---------- Task input ----------
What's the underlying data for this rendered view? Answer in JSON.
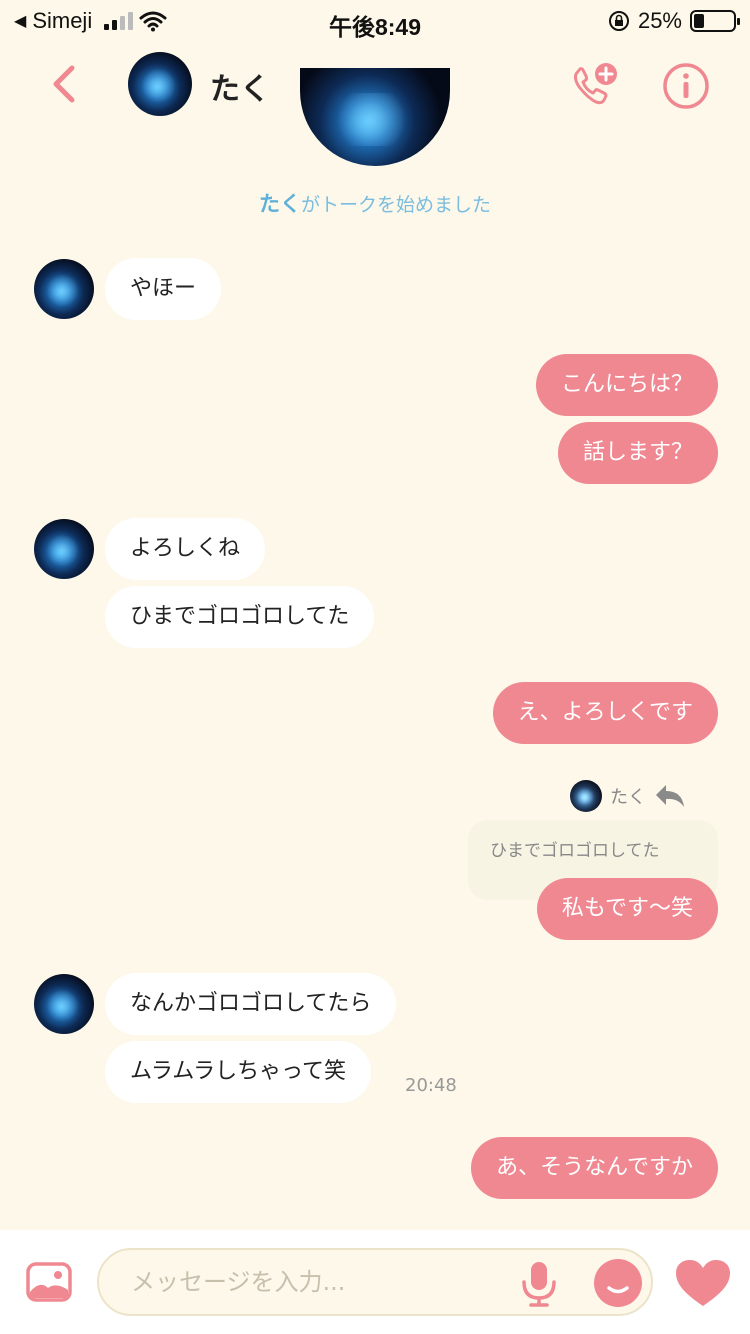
{
  "status_bar": {
    "carrier": "Simeji",
    "time": "午後8:49",
    "battery": "25%",
    "battery_level": 0.25
  },
  "header": {
    "contact_name": "たく"
  },
  "chat": {
    "start_name": "たく",
    "start_suffix": "がトークを始めました",
    "messages": [
      {
        "dir": "in",
        "text": "やほー"
      },
      {
        "dir": "out",
        "text": "こんにちは？"
      },
      {
        "dir": "out",
        "text": "話します？"
      },
      {
        "dir": "in",
        "text": "よろしくね"
      },
      {
        "dir": "in",
        "text": "ひまでゴロゴロしてた"
      },
      {
        "dir": "out",
        "text": "え、よろしくです"
      },
      {
        "dir": "out",
        "text": "私もです〜笑"
      },
      {
        "dir": "in",
        "text": "なんかゴロゴロしてたら"
      },
      {
        "dir": "in",
        "text": "ムラムラしちゃって笑"
      },
      {
        "dir": "out",
        "text": "あ、そうなんですか"
      }
    ],
    "reply": {
      "name": "たく",
      "quoted_text": "ひまでゴロゴロしてた"
    },
    "timestamp": "20:48"
  },
  "composer": {
    "placeholder": "メッセージを入力..."
  },
  "colors": {
    "accent": "#f08892",
    "background": "#fdf8e9",
    "notice": "#7bbde0"
  }
}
----------
> _Brief_: Go through the material above and print all of it exactly, except the pictures.

> _Exercise output_:
What's the underlying data for this rendered view? Answer in JSON.
{
  "status_bar": {
    "carrier": "Simeji",
    "time": "午後8:49",
    "battery": "25%",
    "battery_level": 0.25
  },
  "header": {
    "contact_name": "たく"
  },
  "chat": {
    "start_name": "たく",
    "start_suffix": "がトークを始めました",
    "messages": [
      {
        "dir": "in",
        "text": "やほー"
      },
      {
        "dir": "out",
        "text": "こんにちは？"
      },
      {
        "dir": "out",
        "text": "話します？"
      },
      {
        "dir": "in",
        "text": "よろしくね"
      },
      {
        "dir": "in",
        "text": "ひまでゴロゴロしてた"
      },
      {
        "dir": "out",
        "text": "え、よろしくです"
      },
      {
        "dir": "out",
        "text": "私もです〜笑"
      },
      {
        "dir": "in",
        "text": "なんかゴロゴロしてたら"
      },
      {
        "dir": "in",
        "text": "ムラムラしちゃって笑"
      },
      {
        "dir": "out",
        "text": "あ、そうなんですか"
      }
    ],
    "reply": {
      "name": "たく",
      "quoted_text": "ひまでゴロゴロしてた"
    },
    "timestamp": "20:48"
  },
  "composer": {
    "placeholder": "メッセージを入力..."
  },
  "colors": {
    "accent": "#f08892",
    "background": "#fdf8e9",
    "notice": "#7bbde0"
  }
}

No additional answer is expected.